## [What to work on]
Retype each entry below exactly as it stands.

## [Given records]

+++++

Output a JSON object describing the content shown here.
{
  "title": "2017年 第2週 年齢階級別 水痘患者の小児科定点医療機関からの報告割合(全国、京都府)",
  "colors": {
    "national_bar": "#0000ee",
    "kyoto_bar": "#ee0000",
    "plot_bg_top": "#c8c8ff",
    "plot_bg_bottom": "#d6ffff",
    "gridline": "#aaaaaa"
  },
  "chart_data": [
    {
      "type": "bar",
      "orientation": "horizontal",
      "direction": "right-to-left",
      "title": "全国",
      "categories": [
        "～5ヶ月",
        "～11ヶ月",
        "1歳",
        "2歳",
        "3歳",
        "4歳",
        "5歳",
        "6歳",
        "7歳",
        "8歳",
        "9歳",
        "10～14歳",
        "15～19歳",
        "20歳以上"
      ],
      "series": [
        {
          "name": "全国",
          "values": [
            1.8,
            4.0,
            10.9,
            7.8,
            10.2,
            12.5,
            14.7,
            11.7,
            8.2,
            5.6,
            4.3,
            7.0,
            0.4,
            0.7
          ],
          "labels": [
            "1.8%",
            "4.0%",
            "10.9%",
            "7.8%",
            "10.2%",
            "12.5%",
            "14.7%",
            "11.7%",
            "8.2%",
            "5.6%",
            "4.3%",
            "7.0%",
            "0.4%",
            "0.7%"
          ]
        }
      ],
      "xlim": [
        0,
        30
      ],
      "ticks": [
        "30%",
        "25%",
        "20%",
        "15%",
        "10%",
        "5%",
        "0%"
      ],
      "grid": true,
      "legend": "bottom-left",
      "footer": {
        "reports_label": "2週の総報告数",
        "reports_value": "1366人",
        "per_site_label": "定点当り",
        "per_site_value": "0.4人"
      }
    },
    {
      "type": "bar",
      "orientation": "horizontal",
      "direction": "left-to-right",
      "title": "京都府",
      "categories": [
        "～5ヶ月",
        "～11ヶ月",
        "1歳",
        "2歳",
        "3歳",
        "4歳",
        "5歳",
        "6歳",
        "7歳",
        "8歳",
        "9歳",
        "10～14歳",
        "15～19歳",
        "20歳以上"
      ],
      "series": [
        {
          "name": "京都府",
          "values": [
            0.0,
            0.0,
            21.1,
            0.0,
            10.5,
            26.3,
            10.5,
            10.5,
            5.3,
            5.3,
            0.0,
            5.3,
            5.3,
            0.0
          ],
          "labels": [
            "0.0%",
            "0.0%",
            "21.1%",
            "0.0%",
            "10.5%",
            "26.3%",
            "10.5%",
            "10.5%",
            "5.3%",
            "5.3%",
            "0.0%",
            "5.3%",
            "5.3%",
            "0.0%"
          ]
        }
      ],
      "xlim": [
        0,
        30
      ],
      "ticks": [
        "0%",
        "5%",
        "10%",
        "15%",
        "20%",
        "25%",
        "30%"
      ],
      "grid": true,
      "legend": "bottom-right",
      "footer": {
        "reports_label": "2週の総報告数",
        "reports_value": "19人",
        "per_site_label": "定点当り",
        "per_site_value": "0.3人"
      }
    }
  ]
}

+++++

## [Solution below]
Output a JSON object describing the content shown here.
{
  "title": "2017年 第2週 年齢階級別 水痘患者の小児科定点医療機関からの報告割合(全国、京都府)",
  "colors": {
    "national_bar": "#0000ee",
    "kyoto_bar": "#ee0000",
    "plot_bg_top": "#c8c8ff",
    "plot_bg_bottom": "#d6ffff",
    "gridline": "#aaaaaa"
  },
  "chart_data": [
    {
      "type": "bar",
      "orientation": "horizontal",
      "direction": "right-to-left",
      "title": "全国",
      "categories": [
        "～5ヶ月",
        "～11ヶ月",
        "1歳",
        "2歳",
        "3歳",
        "4歳",
        "5歳",
        "6歳",
        "7歳",
        "8歳",
        "9歳",
        "10～14歳",
        "15～19歳",
        "20歳以上"
      ],
      "series": [
        {
          "name": "全国",
          "values": [
            1.8,
            4.0,
            10.9,
            7.8,
            10.2,
            12.5,
            14.7,
            11.7,
            8.2,
            5.6,
            4.3,
            7.0,
            0.4,
            0.7
          ],
          "labels": [
            "1.8%",
            "4.0%",
            "10.9%",
            "7.8%",
            "10.2%",
            "12.5%",
            "14.7%",
            "11.7%",
            "8.2%",
            "5.6%",
            "4.3%",
            "7.0%",
            "0.4%",
            "0.7%"
          ]
        }
      ],
      "xlim": [
        0,
        30
      ],
      "ticks": [
        "30%",
        "25%",
        "20%",
        "15%",
        "10%",
        "5%",
        "0%"
      ],
      "grid": true,
      "legend": "bottom-left",
      "footer": {
        "reports_label": "2週の総報告数",
        "reports_value": "1366人",
        "per_site_label": "定点当り",
        "per_site_value": "0.4人"
      }
    },
    {
      "type": "bar",
      "orientation": "horizontal",
      "direction": "left-to-right",
      "title": "京都府",
      "categories": [
        "～5ヶ月",
        "～11ヶ月",
        "1歳",
        "2歳",
        "3歳",
        "4歳",
        "5歳",
        "6歳",
        "7歳",
        "8歳",
        "9歳",
        "10～14歳",
        "15～19歳",
        "20歳以上"
      ],
      "series": [
        {
          "name": "京都府",
          "values": [
            0.0,
            0.0,
            21.1,
            0.0,
            10.5,
            26.3,
            10.5,
            10.5,
            5.3,
            5.3,
            0.0,
            5.3,
            5.3,
            0.0
          ],
          "labels": [
            "0.0%",
            "0.0%",
            "21.1%",
            "0.0%",
            "10.5%",
            "26.3%",
            "10.5%",
            "10.5%",
            "5.3%",
            "5.3%",
            "0.0%",
            "5.3%",
            "5.3%",
            "0.0%"
          ]
        }
      ],
      "xlim": [
        0,
        30
      ],
      "ticks": [
        "0%",
        "5%",
        "10%",
        "15%",
        "20%",
        "25%",
        "30%"
      ],
      "grid": true,
      "legend": "bottom-right",
      "footer": {
        "reports_label": "2週の総報告数",
        "reports_value": "19人",
        "per_site_label": "定点当り",
        "per_site_value": "0.3人"
      }
    }
  ]
}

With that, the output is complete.